Work to be completed
Reply with one number only, the count of lines holding the string "image".

The data
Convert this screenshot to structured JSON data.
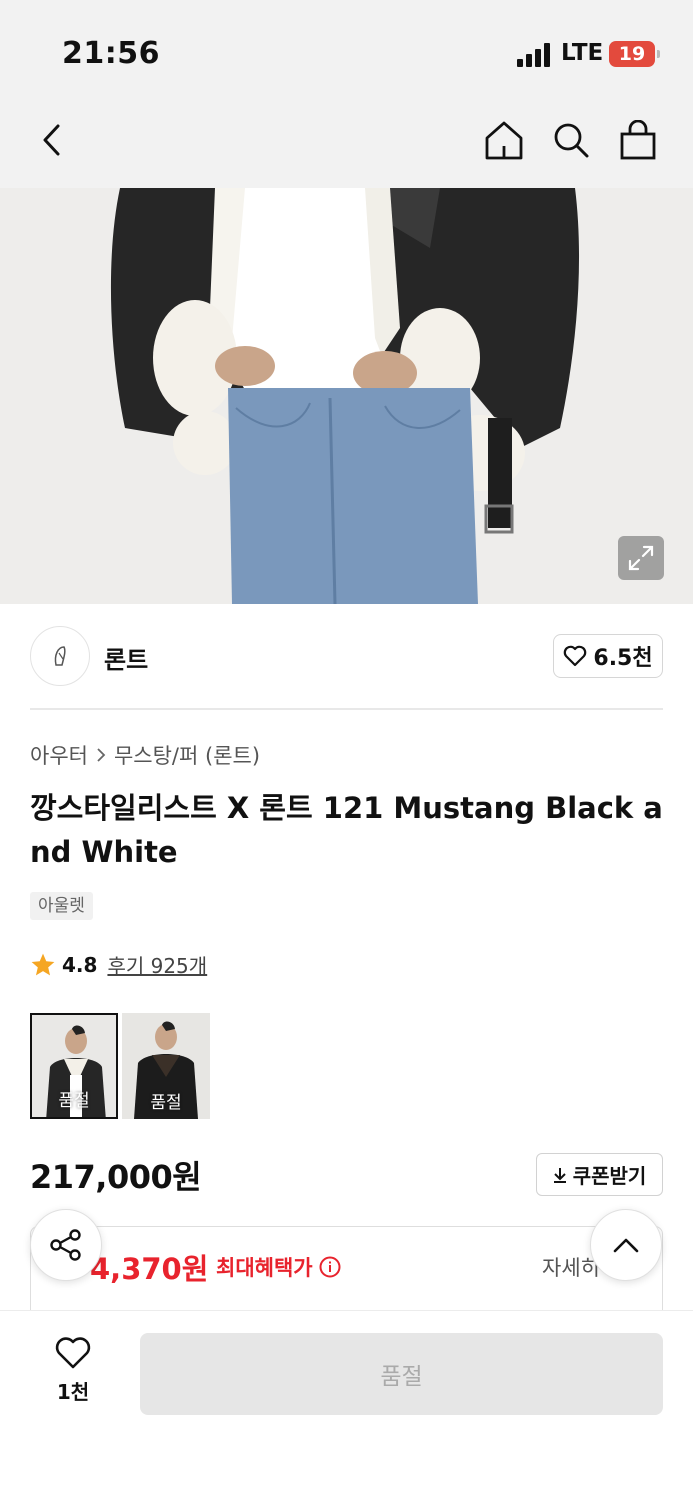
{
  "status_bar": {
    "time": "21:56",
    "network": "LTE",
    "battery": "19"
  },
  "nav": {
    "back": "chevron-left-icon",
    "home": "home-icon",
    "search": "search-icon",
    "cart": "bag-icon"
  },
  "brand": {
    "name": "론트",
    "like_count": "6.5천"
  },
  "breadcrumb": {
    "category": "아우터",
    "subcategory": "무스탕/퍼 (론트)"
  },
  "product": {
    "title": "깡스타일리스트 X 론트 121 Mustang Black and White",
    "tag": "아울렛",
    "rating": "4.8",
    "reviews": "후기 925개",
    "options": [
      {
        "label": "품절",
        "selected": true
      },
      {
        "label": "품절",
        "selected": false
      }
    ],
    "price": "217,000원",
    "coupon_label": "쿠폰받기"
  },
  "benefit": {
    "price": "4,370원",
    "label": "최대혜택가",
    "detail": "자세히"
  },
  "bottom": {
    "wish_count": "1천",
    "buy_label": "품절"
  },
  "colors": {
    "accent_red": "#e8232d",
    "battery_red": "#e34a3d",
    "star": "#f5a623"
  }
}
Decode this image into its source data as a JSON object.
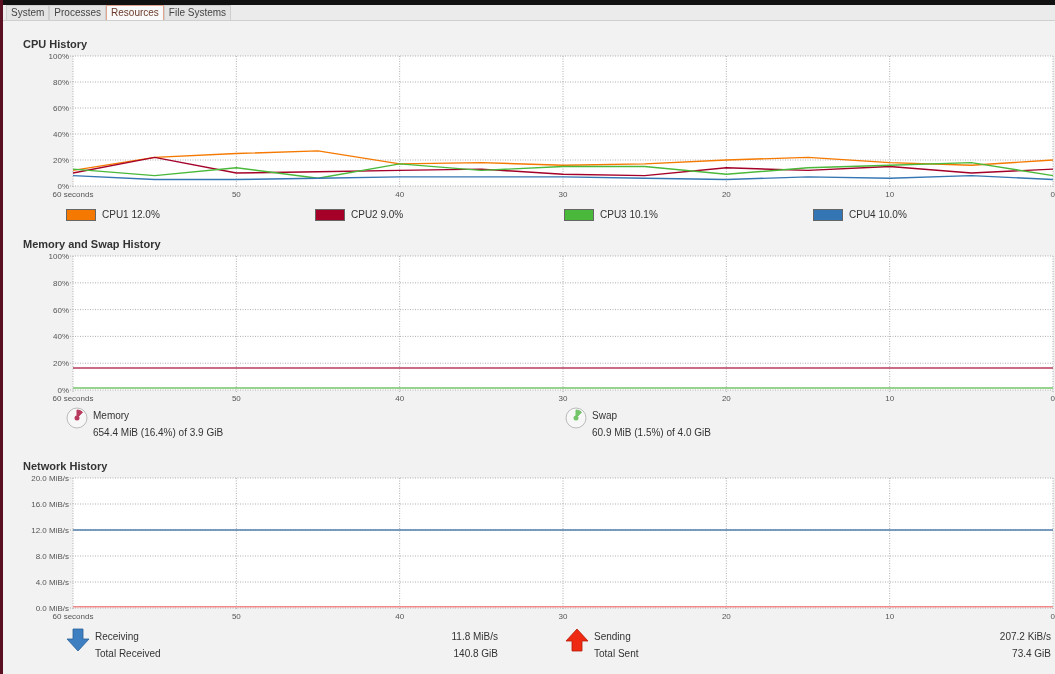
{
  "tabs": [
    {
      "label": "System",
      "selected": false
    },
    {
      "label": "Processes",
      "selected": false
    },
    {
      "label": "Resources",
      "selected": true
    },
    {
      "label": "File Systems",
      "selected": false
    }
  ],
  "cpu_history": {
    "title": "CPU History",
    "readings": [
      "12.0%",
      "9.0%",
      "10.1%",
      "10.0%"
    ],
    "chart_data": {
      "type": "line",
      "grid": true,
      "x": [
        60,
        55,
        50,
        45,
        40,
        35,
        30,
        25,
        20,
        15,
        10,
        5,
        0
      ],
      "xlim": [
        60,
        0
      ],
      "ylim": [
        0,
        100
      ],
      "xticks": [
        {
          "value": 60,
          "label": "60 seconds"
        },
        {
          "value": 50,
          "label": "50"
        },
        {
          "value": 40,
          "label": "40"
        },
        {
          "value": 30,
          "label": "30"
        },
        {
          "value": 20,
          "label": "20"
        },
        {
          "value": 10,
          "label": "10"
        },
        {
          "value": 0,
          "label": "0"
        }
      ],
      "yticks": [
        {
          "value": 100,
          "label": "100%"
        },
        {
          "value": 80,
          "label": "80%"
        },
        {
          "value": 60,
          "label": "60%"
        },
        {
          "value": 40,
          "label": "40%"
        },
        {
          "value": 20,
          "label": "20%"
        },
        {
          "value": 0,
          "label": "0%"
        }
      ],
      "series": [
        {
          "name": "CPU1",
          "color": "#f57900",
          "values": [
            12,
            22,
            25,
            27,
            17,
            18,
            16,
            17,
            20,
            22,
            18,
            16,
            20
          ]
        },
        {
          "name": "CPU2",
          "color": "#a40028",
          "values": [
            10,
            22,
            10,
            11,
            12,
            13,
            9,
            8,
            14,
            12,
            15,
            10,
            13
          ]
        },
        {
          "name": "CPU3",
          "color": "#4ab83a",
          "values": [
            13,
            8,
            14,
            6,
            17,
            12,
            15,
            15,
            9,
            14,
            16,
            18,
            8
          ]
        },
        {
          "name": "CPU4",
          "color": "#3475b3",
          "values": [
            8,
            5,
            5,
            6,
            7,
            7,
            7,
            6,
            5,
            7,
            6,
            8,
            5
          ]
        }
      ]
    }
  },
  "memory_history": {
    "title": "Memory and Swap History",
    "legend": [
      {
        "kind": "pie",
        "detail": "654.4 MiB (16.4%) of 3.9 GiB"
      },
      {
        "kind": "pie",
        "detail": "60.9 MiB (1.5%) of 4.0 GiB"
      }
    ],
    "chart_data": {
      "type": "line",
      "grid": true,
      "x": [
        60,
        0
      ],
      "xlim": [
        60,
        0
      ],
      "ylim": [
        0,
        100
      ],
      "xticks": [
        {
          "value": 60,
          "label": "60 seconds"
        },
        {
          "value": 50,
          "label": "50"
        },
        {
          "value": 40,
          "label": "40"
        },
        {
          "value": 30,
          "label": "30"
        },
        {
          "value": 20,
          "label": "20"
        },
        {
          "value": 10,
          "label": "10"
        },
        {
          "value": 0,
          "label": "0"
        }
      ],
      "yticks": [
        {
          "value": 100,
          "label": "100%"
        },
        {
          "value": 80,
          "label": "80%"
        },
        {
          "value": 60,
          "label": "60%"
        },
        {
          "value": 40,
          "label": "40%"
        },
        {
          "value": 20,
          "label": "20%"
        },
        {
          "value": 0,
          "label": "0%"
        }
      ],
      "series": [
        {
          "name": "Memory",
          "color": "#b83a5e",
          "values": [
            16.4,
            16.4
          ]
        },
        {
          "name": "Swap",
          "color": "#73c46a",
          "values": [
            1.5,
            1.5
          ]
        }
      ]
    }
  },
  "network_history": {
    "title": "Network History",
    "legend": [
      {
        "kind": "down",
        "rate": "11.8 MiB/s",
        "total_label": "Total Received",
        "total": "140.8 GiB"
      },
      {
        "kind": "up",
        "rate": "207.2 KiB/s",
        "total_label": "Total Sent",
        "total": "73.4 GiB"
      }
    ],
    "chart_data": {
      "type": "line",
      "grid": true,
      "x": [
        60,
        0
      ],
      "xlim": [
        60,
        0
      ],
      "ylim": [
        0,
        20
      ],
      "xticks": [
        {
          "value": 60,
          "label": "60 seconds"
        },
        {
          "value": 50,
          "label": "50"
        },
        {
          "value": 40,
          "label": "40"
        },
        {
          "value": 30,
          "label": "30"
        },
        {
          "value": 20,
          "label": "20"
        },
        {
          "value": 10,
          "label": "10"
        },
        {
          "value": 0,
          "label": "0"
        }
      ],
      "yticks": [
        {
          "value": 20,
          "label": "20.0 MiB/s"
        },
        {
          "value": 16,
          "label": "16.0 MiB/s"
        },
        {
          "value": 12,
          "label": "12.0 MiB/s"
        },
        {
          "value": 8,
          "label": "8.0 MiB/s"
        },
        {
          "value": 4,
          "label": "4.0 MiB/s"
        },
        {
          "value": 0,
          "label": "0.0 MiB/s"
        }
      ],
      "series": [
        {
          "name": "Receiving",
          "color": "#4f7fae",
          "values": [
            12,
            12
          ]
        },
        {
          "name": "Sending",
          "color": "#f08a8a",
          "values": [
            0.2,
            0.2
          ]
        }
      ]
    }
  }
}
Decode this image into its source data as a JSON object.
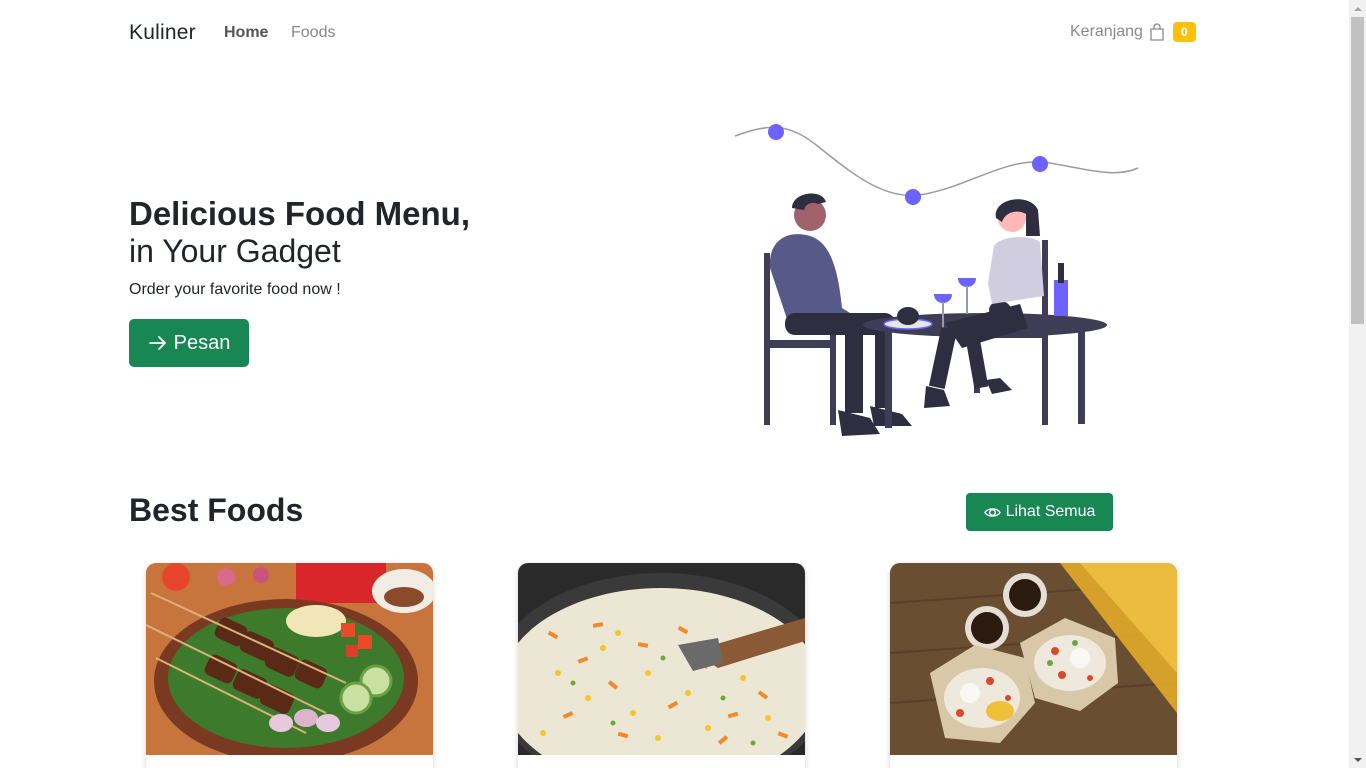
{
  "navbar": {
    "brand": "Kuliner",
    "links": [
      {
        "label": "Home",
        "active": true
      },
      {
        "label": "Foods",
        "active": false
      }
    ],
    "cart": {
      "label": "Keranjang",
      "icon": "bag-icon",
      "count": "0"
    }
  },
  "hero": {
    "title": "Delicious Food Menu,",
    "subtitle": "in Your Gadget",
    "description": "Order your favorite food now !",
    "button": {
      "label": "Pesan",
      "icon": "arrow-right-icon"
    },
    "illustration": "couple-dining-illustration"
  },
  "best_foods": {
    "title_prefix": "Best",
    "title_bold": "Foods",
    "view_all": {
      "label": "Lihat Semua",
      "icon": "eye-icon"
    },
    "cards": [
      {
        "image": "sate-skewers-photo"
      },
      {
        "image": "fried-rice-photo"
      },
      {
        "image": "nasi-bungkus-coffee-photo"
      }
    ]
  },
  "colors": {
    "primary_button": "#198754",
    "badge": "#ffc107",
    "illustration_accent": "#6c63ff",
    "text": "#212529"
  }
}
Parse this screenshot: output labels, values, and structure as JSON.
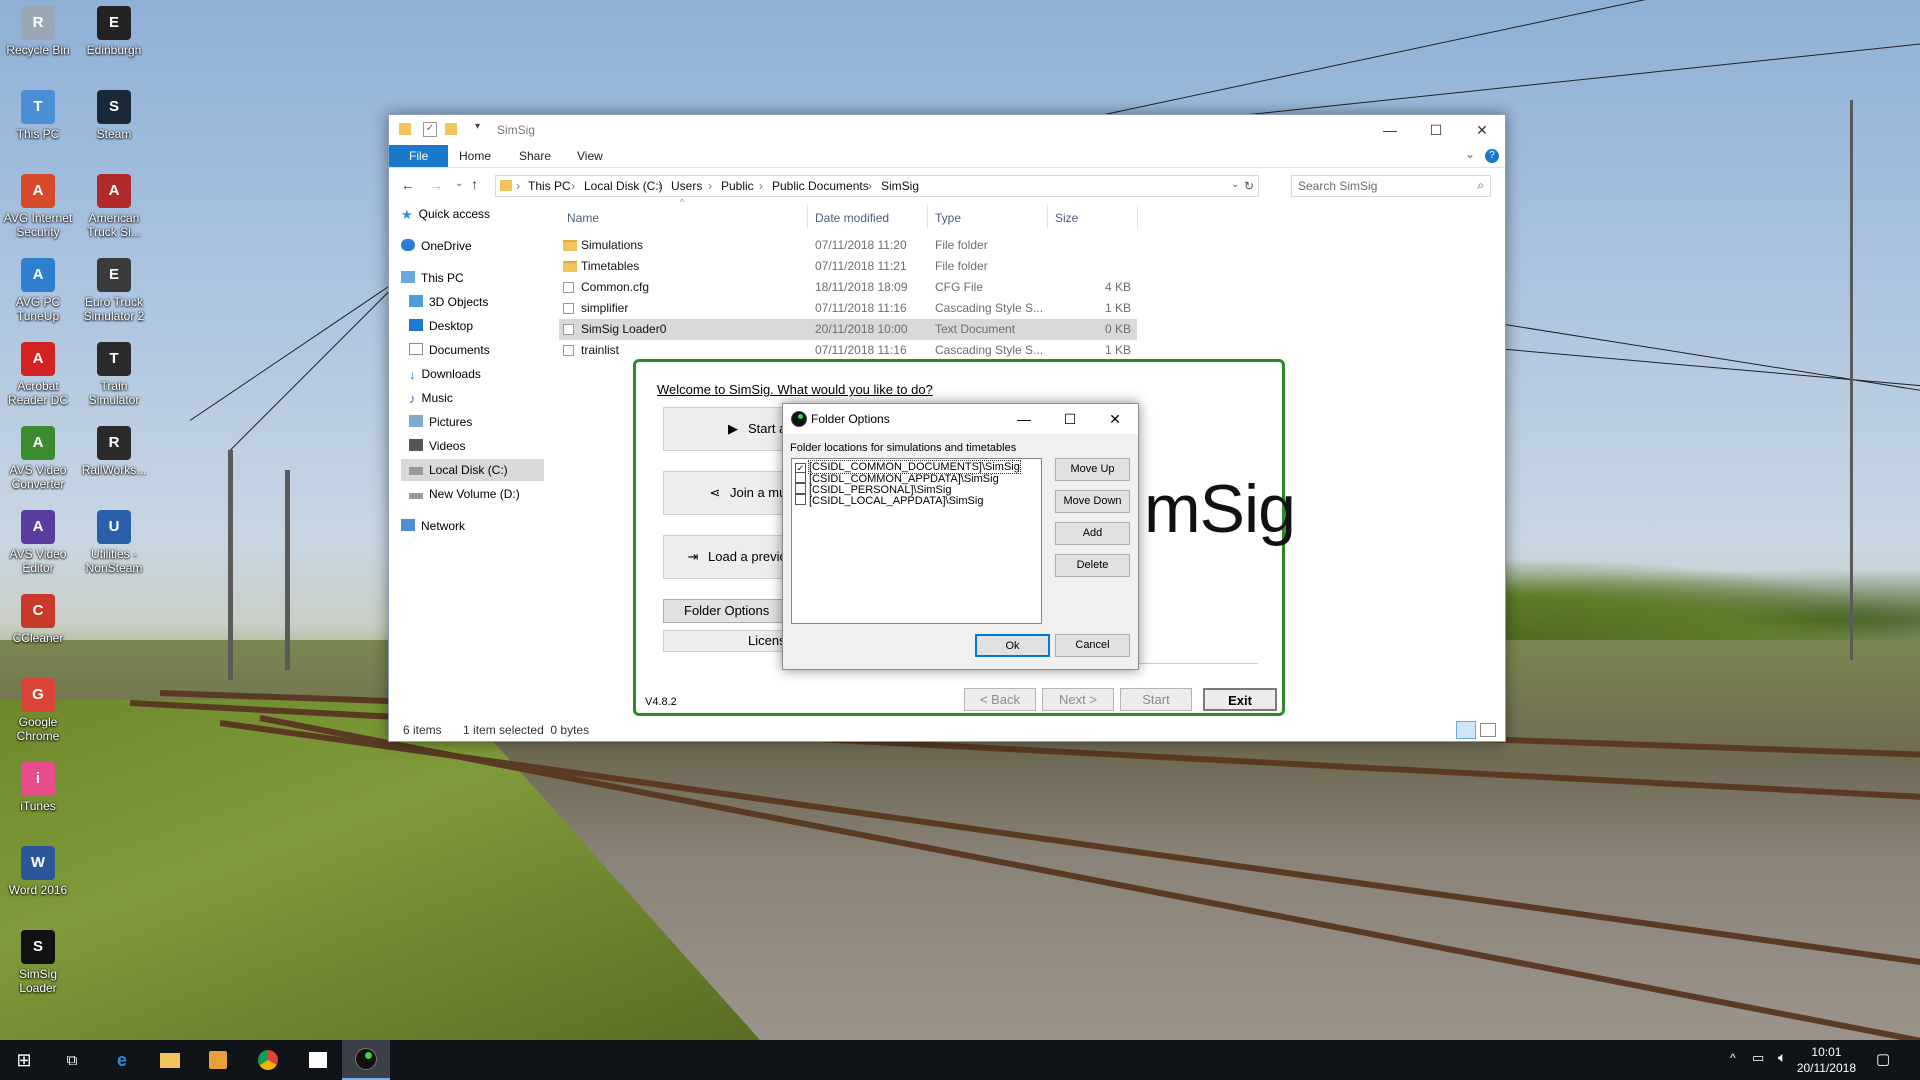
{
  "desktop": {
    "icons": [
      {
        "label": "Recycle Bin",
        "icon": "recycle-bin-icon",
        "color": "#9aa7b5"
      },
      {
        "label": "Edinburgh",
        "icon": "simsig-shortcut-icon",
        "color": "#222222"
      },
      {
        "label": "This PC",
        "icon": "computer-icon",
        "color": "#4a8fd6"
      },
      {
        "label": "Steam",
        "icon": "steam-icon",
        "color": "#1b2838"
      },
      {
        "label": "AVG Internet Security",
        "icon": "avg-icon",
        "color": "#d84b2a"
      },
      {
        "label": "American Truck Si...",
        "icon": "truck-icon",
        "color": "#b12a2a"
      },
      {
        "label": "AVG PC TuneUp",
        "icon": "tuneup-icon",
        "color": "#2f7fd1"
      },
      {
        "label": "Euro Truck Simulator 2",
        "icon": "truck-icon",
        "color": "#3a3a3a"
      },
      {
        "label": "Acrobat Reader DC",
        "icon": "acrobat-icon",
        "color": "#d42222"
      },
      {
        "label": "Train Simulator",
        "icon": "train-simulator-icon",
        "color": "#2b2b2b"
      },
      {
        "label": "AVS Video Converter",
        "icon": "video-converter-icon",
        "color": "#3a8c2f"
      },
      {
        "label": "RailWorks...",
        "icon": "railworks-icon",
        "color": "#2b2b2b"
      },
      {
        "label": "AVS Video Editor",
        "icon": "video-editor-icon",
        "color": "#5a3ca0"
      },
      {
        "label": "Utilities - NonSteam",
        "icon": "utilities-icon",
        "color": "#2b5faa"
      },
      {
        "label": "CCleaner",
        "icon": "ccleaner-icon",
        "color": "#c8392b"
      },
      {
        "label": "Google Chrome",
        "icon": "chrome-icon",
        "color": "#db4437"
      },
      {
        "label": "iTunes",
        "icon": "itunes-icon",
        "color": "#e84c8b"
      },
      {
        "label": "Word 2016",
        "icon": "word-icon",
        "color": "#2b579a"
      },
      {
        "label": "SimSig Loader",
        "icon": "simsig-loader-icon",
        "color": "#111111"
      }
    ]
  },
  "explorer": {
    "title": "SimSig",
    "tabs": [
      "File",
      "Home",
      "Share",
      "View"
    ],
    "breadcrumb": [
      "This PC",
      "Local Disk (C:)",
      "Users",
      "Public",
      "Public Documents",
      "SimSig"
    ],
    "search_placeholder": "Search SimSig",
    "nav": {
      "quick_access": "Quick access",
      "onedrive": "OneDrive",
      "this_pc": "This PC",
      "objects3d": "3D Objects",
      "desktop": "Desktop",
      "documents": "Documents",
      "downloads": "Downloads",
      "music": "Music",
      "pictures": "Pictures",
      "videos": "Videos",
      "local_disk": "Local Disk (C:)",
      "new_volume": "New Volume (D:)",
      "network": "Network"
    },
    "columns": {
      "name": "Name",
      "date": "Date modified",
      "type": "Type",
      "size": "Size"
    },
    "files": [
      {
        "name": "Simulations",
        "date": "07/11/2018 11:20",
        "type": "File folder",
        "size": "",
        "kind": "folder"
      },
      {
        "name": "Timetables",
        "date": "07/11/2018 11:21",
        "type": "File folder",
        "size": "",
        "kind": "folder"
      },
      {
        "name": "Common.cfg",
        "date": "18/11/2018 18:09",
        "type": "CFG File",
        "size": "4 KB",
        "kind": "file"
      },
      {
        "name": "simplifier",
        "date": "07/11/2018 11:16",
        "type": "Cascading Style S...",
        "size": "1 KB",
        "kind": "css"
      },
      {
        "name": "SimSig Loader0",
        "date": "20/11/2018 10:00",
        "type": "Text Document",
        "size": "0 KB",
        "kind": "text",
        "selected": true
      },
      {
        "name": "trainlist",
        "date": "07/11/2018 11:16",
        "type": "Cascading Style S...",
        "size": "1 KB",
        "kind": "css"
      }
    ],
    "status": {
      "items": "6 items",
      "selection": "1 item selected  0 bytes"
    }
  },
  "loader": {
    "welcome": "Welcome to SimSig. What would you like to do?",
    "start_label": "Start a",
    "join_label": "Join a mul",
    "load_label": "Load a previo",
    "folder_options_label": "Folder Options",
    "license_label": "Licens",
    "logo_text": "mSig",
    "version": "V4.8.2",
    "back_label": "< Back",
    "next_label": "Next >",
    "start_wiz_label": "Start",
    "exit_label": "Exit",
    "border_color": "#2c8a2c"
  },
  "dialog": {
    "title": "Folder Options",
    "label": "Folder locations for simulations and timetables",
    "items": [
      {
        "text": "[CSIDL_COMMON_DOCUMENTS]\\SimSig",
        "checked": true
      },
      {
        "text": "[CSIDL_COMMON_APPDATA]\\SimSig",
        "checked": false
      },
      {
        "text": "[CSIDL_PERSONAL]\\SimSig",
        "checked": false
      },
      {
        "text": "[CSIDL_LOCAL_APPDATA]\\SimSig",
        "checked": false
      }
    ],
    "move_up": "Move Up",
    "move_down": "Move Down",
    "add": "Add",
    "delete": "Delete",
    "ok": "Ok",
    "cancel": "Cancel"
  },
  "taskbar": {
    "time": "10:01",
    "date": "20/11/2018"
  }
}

Exercise output
5